■ Source excerpt
---
Markets can’t go up forever… or do they?

Just when I wanted to write this article, markets went down. What a timing! But no, this is not a crash just yet.

I believe that there is no perfect answer to the question above, but let me say this: There might be a limit to growth somewhere, but I am truly not able to spot it and most certainly not any soon. I would even go as far as to say that the only way a limit could be found, would be due to our (humanity) own intervention which would include some kind of mass annihilation or a large-scale natural catastrophe that would wipe out a large chunk of humanity, infrastructure and destroy our gathered knowledge. But even this would not limit our growth, it would rather throw us back a little.

Technology is key

You see, a limit on growth has been predicted over and over again. But whenever we get to the point that we think “this might be it”, a new technological development comes along that puts us back to square one and I believe, that right now, we are just about to be put back to square one – again.

Hyping new technologies is kind of popular. Who among us would not at least hear something about the Apple Worldwide Developer Conference, Tesla, and Space X and it’s promising for an electrified future and space exploration. Even companies like Amazon, Netflix, and Microsoft change our daily lives in ways that our parents could not imagine. But all these developments are not only creating new ideas, they also fundamentally change the expectations in our daily lives, work, and social interactions.

I am not saying that it’s all great. I am saying that it changes things.

The amount of knowledge and experience that is now being shared, almost instantly across the globe with remote access to resources all around the planet, the development in robotics, artificial intelligence, improvements in health care and data analysis are creating an enormous potential. And we are just about to tap the tip of the iceberg. We are still very far from even understanding where all this can and will lead us to.


Just a look at this chart from Visual Capitalist (really appreciate your work!) shows where we are heading now: Ever-increasing automation, which goes hand-in-hand with the development of IoT (Internet of Things) and a dramatic change of future focus on required education, labor and career perspectives. Where will this lead us?

As long as we are going to explore, research and look for ways to improve our lives and ourselves, the economy will keep growing. And so will opportunities for investors. Understanding this basic principle is all you need to understand why you should be an investor and the sooner you start, the earlier you will be a true part of it.

Disclosure: I am invested in Apple & Microsoft.

Have a plan

It’s funny how humans deal with their own aspirations, and I don’t mean it in an entertaining way. One would assume that having an exciting goal or target ahead of us would already offer enough inspiration and motivation to do everything possible to get there. But for most parts, people tend to keep dreaming rather than actively working on achieving their targets.

A goal without a plan is just a wish
– Antoine de Saint-Exupéry 

No matter what you would like to achieve in your life, having a plan is surely helpful. You may pray for luck or good fortune, and it may even indeed come true. But your odds increase greatly if you actively work towards it and to set up a plan is the first part of doing so. This could not be truer when it comes to financial independence.
---
Stored entries:
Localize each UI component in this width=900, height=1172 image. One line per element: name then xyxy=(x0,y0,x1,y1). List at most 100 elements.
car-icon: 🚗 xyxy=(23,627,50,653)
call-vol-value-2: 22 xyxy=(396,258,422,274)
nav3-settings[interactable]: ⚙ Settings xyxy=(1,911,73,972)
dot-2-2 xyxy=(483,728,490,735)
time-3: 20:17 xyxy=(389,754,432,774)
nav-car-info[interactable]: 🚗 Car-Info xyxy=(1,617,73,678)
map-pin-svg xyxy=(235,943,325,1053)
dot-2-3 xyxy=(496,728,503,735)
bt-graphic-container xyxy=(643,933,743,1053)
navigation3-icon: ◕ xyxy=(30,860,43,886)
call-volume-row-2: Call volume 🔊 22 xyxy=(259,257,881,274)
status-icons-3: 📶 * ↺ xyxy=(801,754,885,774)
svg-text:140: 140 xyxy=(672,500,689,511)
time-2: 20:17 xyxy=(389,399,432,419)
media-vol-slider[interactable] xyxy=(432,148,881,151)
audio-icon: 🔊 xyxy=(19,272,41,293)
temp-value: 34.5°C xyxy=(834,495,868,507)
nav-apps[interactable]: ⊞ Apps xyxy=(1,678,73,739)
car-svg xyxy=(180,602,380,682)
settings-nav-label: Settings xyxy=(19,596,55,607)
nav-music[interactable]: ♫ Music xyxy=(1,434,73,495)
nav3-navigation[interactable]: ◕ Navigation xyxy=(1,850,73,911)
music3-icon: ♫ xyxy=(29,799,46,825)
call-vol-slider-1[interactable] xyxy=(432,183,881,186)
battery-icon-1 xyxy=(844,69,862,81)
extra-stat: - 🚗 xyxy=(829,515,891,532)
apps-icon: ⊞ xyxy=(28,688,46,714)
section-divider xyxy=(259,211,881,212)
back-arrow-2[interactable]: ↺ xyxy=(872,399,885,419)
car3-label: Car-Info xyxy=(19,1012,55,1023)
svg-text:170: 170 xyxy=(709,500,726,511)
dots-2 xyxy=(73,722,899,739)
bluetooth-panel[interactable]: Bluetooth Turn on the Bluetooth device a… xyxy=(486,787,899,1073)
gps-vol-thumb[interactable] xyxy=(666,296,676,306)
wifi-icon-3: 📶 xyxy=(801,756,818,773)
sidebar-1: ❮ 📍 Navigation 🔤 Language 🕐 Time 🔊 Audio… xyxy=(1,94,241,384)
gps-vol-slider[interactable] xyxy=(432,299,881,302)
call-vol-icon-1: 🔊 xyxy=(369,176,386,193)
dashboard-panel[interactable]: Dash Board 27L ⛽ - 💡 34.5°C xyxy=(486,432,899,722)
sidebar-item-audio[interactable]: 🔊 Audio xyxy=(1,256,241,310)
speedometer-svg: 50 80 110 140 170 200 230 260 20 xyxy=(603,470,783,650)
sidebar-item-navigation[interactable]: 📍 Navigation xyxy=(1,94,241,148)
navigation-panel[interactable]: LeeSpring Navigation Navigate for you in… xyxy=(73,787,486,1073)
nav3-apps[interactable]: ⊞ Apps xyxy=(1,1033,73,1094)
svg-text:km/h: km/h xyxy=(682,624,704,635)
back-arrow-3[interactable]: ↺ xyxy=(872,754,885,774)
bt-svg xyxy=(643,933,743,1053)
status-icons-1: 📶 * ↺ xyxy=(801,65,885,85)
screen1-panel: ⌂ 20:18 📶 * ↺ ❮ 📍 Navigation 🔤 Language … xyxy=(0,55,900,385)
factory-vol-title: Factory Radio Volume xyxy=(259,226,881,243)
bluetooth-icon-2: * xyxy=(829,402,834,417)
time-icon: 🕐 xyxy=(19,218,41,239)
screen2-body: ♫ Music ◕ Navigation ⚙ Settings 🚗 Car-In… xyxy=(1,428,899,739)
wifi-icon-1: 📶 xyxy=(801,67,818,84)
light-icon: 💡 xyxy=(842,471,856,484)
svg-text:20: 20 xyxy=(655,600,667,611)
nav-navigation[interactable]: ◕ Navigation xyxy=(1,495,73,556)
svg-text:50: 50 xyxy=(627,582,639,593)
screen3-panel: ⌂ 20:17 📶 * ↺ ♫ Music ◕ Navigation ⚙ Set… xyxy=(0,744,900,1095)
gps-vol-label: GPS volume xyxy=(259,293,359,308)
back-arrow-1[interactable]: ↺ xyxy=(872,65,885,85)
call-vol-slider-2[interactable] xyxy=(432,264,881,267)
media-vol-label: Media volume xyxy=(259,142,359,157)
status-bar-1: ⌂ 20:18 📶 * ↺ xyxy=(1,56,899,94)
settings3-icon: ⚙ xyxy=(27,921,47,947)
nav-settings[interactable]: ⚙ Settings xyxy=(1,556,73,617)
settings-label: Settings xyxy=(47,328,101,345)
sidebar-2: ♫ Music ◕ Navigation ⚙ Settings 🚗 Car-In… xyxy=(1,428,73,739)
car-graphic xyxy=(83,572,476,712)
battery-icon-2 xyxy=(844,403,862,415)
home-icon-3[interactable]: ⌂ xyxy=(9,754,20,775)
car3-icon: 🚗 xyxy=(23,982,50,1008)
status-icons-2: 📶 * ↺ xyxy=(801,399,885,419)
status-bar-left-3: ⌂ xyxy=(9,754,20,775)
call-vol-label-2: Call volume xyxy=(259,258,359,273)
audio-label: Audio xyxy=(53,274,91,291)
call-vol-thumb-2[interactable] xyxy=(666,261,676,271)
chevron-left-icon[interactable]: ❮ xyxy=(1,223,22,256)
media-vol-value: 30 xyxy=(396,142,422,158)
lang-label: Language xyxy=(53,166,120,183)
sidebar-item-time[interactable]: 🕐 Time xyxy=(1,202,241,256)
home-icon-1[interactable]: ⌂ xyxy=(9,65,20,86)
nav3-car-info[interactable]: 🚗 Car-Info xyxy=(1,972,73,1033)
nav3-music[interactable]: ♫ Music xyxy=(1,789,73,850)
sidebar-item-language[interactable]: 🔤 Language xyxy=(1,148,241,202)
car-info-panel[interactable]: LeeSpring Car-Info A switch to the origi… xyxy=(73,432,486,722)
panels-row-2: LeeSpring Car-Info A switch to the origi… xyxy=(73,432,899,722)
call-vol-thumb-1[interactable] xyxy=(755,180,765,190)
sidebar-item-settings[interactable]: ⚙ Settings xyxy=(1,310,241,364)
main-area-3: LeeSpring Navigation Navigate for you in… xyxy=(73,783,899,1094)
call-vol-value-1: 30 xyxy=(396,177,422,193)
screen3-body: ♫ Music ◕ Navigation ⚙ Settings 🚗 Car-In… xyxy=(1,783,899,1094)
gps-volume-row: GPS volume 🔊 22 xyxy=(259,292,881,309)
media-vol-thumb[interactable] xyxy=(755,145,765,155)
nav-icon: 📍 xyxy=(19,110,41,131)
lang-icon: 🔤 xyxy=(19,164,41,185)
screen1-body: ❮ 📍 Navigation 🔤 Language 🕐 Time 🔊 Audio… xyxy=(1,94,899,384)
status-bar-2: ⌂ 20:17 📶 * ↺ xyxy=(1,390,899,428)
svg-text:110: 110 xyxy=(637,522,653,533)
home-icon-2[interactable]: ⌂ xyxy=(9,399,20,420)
---
■ What you will do
- 1) From the article on market growth, pull out word for word the part that opens with the words containing "Markets can’t go" and closes with "back a little.".
- 2) Write the next few paragraphs of the article on market growth, picking up right after its last sentence.

■ Answers per task
- 1)
Markets can’t go up forever… or do they?

Just when I wanted to write this article, markets went down. What a timing! But no, this is not a crash just yet.

I believe that there is no perfect answer to the question above, but let me say this: There might be a limit to growth somewhere, but I am truly not able to spot it and most certainly not any soon. I would even go as far as to say that the only way a limit could be found, would be due to our (humanity) own intervention which would include some kind of mass annihilation or a large-scale natural catastrophe that would wipe out a large chunk of humanity, infrastructure and destroy our gathered knowledge. But even this would not limit our growth, it would rather throw us back a little.

- 2)
Investing can be a gamble. There are hundreds of companies out there that can create or destroy wealth within the trading time of just one day. But if you think that your odds of winning the lottery are not good, then there is no need to go for a similar approach with the stock market. It makes much more sense to set up a solid strategy and to execute it step by step. Following this simple rule will help you not only to “sleep well at night” (SWAN), but also increase your chances for a comfortable, and possibly even early retirement.

Setting up a budget and a target

Everything starts with understanding the situation you are in and for this, you need to create your first budget. The word “budget” alone makes some people shiver, but for the sake of just start things rolling, keep it as simple as it gets:

+ Total income per month
– Total expenses per month
= Available cash to save/invest

Congratulations, now you know what you are dealing with. If the available cash to save is any positive amount, then you are ready to set your first financial target. For each month, and for the total year.

If the available cash is not a positive number, then it would be advisable to expand your budget slightly to see where the problem is. You might want to break it down like this:

  • +Income
    +Salary / Wages
    +Other Income
  • -Expenses
    -Food & Drinks
  • =Available cash to save/invest

There are only 3 possible options: Either your income is too low, your expenses are too high or both. Playing with those numbers and finding ways to optimize your expenses or to increase your income (revenues) is basic budgeting and an essential part to reach your target of financial independence.

The deeper you dig into the numbers, the more details you add and the more accurately you start tracking all your money movements, the more experienced and professional you will become. You will develop a sense of understanding of where your money goes, how it comes in and what you need to do to really reach your target. All without a lottery and without prayers in dark church corners.

Your first target must be to have cash available by the end of each month.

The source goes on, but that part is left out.